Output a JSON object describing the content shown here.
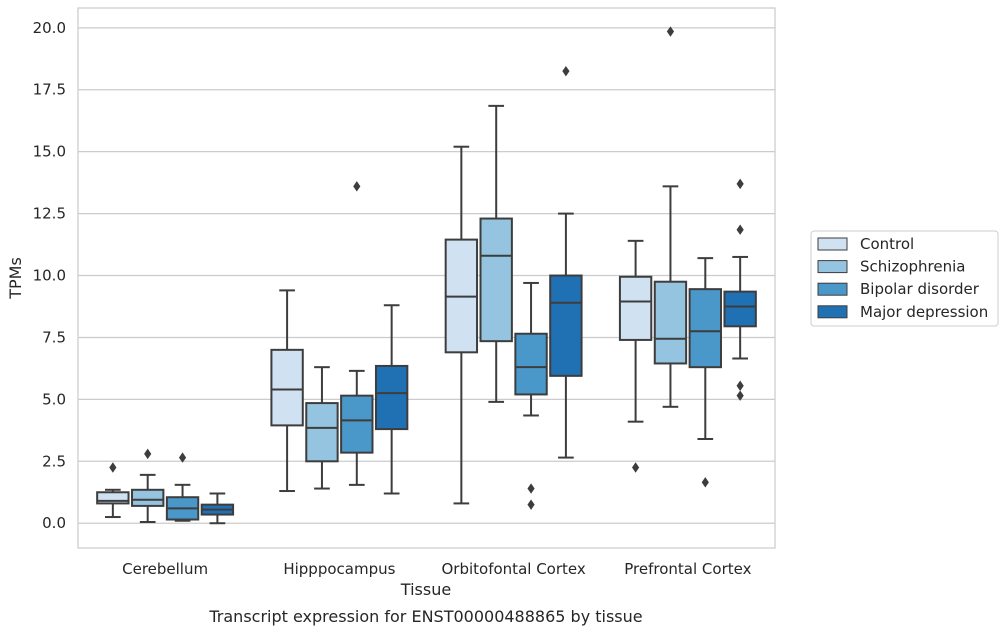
{
  "chart_data": {
    "type": "box",
    "title": "",
    "caption": "Transcript expression for ENST00000488865 by tissue",
    "xlabel": "Tissue",
    "ylabel": "TPMs",
    "ylim": [
      -1.0,
      20.8
    ],
    "yticks": [
      "0.0",
      "2.5",
      "5.0",
      "7.5",
      "10.0",
      "12.5",
      "15.0",
      "17.5",
      "20.0"
    ],
    "grid": true,
    "legend_position": "right",
    "categories": [
      "Cerebellum",
      "Hipppocampus",
      "Orbitofontal Cortex",
      "Prefrontal Cortex"
    ],
    "series": [
      {
        "name": "Control",
        "color": "#d0e1f2",
        "boxes": [
          {
            "whislo": 0.25,
            "q1": 0.8,
            "med": 0.9,
            "q3": 1.25,
            "whishi": 1.35,
            "fliers": [
              2.25
            ]
          },
          {
            "whislo": 1.3,
            "q1": 3.95,
            "med": 5.4,
            "q3": 7.0,
            "whishi": 9.4,
            "fliers": []
          },
          {
            "whislo": 0.8,
            "q1": 6.9,
            "med": 9.15,
            "q3": 11.45,
            "whishi": 15.2,
            "fliers": []
          },
          {
            "whislo": 4.1,
            "q1": 7.4,
            "med": 8.95,
            "q3": 9.95,
            "whishi": 11.4,
            "fliers": [
              2.25
            ]
          }
        ]
      },
      {
        "name": "Schizophrenia",
        "color": "#94c4df",
        "boxes": [
          {
            "whislo": 0.05,
            "q1": 0.7,
            "med": 0.95,
            "q3": 1.35,
            "whishi": 1.95,
            "fliers": [
              2.8
            ]
          },
          {
            "whislo": 1.4,
            "q1": 2.5,
            "med": 3.85,
            "q3": 4.85,
            "whishi": 6.3,
            "fliers": []
          },
          {
            "whislo": 4.9,
            "q1": 7.35,
            "med": 10.8,
            "q3": 12.3,
            "whishi": 16.85,
            "fliers": []
          },
          {
            "whislo": 4.7,
            "q1": 6.45,
            "med": 7.45,
            "q3": 9.75,
            "whishi": 13.6,
            "fliers": [
              19.85
            ]
          }
        ]
      },
      {
        "name": "Bipolar disorder",
        "color": "#4a98c9",
        "boxes": [
          {
            "whislo": 0.1,
            "q1": 0.15,
            "med": 0.6,
            "q3": 1.05,
            "whishi": 1.55,
            "fliers": [
              2.65
            ]
          },
          {
            "whislo": 1.55,
            "q1": 2.85,
            "med": 4.15,
            "q3": 5.15,
            "whishi": 6.15,
            "fliers": [
              13.6
            ]
          },
          {
            "whislo": 4.35,
            "q1": 5.2,
            "med": 6.3,
            "q3": 7.65,
            "whishi": 9.7,
            "fliers": [
              1.4,
              0.75
            ]
          },
          {
            "whislo": 3.4,
            "q1": 6.3,
            "med": 7.75,
            "q3": 9.45,
            "whishi": 10.7,
            "fliers": [
              1.65
            ]
          }
        ]
      },
      {
        "name": "Major depression",
        "color": "#2070b4",
        "boxes": [
          {
            "whislo": 0.0,
            "q1": 0.35,
            "med": 0.55,
            "q3": 0.75,
            "whishi": 1.2,
            "fliers": []
          },
          {
            "whislo": 1.2,
            "q1": 3.8,
            "med": 5.25,
            "q3": 6.35,
            "whishi": 8.8,
            "fliers": []
          },
          {
            "whislo": 2.65,
            "q1": 5.95,
            "med": 8.9,
            "q3": 10.0,
            "whishi": 12.5,
            "fliers": [
              18.25
            ]
          },
          {
            "whislo": 6.65,
            "q1": 7.95,
            "med": 8.75,
            "q3": 9.35,
            "whishi": 10.75,
            "fliers": [
              13.7,
              11.85,
              5.55,
              5.15
            ]
          }
        ]
      }
    ]
  }
}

Written request: Lines of the material that contain the word "Cortex" are to be gathered.

Output:
      "Orbitofontal Cortex",
      "Prefrontal Cortex"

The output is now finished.